Listings of boxed layout items
— begin —

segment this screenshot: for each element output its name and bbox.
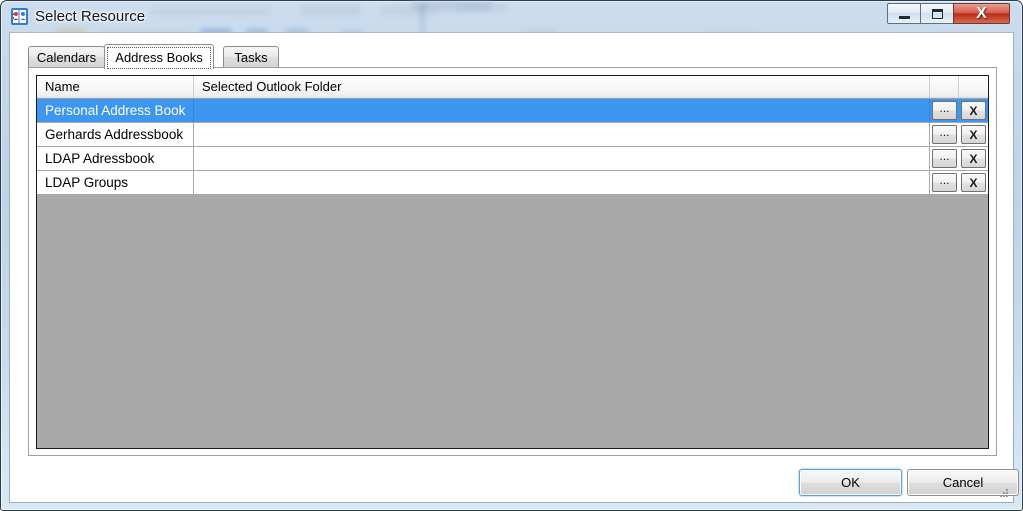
clear-folder-button[interactable]: X <box>961 125 986 144</box>
cell-selected-outlook-folder[interactable] <box>194 123 930 146</box>
dialog-window: Select Resource X Calendars Address Book… <box>0 0 1023 511</box>
cell-name: LDAP Groups <box>37 171 194 194</box>
cell-browse: ... <box>930 147 959 170</box>
cell-name: Gerhards Addressbook <box>37 123 194 146</box>
minimize-button[interactable] <box>887 3 920 24</box>
tab-page-address-books: Name Selected Outlook Folder Personal Ad… <box>28 67 997 456</box>
column-header-name[interactable]: Name <box>37 76 194 98</box>
tab-tasks[interactable]: Tasks <box>223 46 279 67</box>
tab-address-books[interactable]: Address Books <box>104 44 214 69</box>
minimize-icon <box>898 15 910 19</box>
browse-folder-button[interactable]: ... <box>932 149 957 168</box>
clear-folder-button[interactable]: X <box>961 149 986 168</box>
table-row[interactable]: LDAP Groups ... X <box>37 171 988 195</box>
column-header-clear[interactable] <box>959 76 988 98</box>
ok-button[interactable]: OK <box>799 469 902 496</box>
cell-name: LDAP Adressbook <box>37 147 194 170</box>
tab-calendars[interactable]: Calendars <box>28 46 105 67</box>
close-icon: X <box>976 5 987 22</box>
grid-header-row: Name Selected Outlook Folder <box>37 76 988 99</box>
grid-rows: Personal Address Book ... X Gerhards Add… <box>37 99 988 195</box>
table-row[interactable]: LDAP Adressbook ... X <box>37 147 988 171</box>
cell-name: Personal Address Book <box>37 99 194 122</box>
clear-folder-button[interactable]: X <box>961 173 986 192</box>
table-row[interactable]: Gerhards Addressbook ... X <box>37 123 988 147</box>
tab-address-books-label: Address Books <box>115 49 203 65</box>
title-bar[interactable]: Select Resource X <box>1 1 1022 32</box>
cell-browse: ... <box>930 171 959 194</box>
cell-clear: X <box>959 99 988 122</box>
browse-folder-button[interactable]: ... <box>932 173 957 192</box>
cell-selected-outlook-folder[interactable] <box>194 147 930 170</box>
cell-clear: X <box>959 123 988 146</box>
close-button[interactable]: X <box>953 3 1010 24</box>
address-book-icon <box>10 7 29 26</box>
cell-browse: ... <box>930 99 959 122</box>
cell-browse: ... <box>930 123 959 146</box>
cell-clear: X <box>959 147 988 170</box>
dialog-client-area: Calendars Address Books Tasks Name Selec… <box>9 32 1019 503</box>
tab-tasks-label: Tasks <box>234 49 268 65</box>
maximize-icon <box>931 8 943 19</box>
browse-folder-button[interactable]: ... <box>932 101 957 120</box>
resize-grip[interactable] <box>998 487 1010 499</box>
column-header-browse[interactable] <box>930 76 959 98</box>
clear-folder-button[interactable]: X <box>961 101 986 120</box>
browse-folder-button[interactable]: ... <box>932 125 957 144</box>
tab-calendars-label: Calendars <box>36 49 97 65</box>
cell-clear: X <box>959 171 988 194</box>
column-header-selected-outlook-folder[interactable]: Selected Outlook Folder <box>194 76 930 98</box>
cell-selected-outlook-folder[interactable] <box>194 99 930 122</box>
cell-selected-outlook-folder[interactable] <box>194 171 930 194</box>
window-title: Select Resource <box>35 8 146 25</box>
table-row[interactable]: Personal Address Book ... X <box>37 99 988 123</box>
maximize-button[interactable] <box>920 3 953 24</box>
resource-grid[interactable]: Name Selected Outlook Folder Personal Ad… <box>36 75 989 449</box>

— end —

**Problem details**
Count the lines in the data above that contain the string "maximize". Reply with the number alone.

**Solved exercise**
2